Which lines have the string "nesting"? Copy all of them from the entries below.

# START OF Provided records

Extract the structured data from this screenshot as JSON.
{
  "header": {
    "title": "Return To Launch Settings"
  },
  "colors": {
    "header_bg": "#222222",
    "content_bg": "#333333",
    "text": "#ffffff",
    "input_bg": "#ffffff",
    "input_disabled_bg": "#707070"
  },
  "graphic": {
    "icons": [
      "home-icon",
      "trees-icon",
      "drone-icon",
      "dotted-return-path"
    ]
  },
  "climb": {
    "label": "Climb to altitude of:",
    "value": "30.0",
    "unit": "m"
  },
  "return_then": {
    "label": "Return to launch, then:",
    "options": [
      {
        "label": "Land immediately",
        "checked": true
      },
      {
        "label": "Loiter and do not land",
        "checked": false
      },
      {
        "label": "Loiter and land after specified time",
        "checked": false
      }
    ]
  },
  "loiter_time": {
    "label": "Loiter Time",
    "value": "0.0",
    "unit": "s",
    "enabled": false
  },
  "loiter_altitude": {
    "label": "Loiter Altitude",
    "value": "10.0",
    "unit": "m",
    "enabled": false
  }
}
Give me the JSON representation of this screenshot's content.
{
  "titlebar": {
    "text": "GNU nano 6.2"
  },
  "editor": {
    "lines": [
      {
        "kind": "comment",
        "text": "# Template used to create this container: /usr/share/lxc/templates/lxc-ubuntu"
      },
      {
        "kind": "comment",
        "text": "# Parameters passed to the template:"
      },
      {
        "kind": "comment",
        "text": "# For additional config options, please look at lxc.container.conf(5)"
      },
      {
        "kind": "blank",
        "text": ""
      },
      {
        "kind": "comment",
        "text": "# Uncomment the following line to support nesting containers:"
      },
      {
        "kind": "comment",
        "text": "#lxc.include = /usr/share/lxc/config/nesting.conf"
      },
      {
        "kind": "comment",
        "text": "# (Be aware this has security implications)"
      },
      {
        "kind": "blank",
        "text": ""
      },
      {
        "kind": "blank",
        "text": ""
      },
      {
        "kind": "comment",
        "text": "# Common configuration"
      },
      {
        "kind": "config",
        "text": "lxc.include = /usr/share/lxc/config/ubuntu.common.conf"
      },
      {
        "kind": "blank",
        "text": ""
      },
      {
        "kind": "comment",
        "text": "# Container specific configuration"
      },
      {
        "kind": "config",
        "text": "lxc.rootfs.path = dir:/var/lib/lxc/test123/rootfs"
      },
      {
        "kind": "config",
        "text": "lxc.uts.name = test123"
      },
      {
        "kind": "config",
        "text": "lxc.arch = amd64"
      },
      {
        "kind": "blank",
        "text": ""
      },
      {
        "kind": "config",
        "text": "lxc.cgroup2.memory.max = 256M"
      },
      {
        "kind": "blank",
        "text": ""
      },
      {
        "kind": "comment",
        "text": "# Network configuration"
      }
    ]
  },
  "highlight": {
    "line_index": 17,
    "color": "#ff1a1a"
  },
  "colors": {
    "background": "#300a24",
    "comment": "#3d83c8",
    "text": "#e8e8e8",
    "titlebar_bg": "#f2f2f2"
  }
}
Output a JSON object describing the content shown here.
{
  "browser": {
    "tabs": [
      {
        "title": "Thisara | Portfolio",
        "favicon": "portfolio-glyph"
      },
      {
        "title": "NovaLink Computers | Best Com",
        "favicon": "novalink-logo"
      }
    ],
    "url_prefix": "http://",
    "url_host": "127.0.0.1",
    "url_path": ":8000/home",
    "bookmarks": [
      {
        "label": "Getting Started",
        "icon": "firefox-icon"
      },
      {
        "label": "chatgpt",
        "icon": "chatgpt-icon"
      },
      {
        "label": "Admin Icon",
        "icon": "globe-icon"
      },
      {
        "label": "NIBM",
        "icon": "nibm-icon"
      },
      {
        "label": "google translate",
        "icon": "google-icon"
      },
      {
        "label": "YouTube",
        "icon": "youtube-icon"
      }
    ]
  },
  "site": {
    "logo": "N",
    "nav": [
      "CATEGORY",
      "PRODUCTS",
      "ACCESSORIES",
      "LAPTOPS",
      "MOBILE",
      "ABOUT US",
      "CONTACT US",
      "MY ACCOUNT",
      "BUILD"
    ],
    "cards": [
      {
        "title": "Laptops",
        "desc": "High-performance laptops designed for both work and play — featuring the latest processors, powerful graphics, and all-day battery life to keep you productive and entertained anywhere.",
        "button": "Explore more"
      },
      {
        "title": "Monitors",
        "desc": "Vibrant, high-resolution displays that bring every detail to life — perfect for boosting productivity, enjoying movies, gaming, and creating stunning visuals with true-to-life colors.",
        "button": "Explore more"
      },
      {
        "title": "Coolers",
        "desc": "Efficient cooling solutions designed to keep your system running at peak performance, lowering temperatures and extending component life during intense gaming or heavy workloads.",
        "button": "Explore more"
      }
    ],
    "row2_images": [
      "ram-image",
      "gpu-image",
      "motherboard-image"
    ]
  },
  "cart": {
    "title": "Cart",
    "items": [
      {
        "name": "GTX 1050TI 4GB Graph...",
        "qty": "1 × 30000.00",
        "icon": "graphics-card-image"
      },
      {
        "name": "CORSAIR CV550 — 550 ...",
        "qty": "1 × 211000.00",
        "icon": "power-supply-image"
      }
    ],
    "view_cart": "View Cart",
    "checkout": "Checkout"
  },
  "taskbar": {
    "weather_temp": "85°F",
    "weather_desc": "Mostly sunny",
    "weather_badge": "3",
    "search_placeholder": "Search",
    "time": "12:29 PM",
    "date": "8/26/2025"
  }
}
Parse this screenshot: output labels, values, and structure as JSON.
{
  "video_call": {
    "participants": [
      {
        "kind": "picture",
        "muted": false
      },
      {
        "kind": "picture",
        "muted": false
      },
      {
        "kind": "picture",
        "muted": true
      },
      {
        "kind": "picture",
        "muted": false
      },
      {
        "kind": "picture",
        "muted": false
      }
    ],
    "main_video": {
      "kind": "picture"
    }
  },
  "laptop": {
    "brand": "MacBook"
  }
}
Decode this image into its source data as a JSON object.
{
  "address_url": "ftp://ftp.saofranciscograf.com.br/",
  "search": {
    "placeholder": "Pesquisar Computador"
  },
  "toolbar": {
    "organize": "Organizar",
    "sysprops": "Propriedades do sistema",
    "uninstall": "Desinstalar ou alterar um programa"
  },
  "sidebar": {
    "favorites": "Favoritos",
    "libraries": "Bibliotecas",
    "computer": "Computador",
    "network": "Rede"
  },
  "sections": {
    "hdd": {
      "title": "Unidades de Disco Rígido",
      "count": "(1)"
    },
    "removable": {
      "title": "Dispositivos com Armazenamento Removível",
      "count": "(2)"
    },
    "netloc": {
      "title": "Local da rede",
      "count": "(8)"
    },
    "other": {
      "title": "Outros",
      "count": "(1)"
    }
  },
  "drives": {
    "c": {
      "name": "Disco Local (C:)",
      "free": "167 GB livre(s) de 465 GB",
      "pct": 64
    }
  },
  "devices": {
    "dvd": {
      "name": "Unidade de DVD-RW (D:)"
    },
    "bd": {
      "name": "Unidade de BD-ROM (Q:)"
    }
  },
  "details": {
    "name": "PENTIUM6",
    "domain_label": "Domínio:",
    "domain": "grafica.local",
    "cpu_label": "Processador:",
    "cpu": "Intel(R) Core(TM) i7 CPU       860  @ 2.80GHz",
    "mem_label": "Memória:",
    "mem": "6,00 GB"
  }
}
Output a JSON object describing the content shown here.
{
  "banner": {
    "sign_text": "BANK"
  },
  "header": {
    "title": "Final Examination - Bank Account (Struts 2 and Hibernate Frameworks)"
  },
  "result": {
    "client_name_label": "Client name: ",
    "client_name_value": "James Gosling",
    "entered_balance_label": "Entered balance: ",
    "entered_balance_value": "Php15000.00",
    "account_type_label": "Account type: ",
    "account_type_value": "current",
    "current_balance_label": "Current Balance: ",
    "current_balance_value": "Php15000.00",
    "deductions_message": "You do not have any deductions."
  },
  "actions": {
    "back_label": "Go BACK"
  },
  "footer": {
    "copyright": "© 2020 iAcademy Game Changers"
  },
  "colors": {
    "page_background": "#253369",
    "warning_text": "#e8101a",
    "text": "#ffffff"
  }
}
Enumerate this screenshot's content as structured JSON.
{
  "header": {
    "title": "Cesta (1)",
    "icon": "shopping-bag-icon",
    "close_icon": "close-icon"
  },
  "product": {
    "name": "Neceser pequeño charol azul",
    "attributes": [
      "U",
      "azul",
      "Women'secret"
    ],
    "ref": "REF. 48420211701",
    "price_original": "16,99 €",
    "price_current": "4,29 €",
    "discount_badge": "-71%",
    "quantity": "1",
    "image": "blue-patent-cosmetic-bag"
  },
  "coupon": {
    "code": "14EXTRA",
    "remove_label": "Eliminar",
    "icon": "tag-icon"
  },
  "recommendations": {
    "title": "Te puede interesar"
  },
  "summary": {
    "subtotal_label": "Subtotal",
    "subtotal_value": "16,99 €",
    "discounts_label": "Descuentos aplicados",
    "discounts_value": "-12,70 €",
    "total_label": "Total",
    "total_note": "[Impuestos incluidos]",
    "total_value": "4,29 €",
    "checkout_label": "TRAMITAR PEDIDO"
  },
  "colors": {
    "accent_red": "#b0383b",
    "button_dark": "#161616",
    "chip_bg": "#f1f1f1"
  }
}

# END OF Provided records

### Full output:
        "text": "# Uncomment the following line to support nesting containers:"
        "text": "#lxc.include = /usr/share/lxc/config/nesting.conf"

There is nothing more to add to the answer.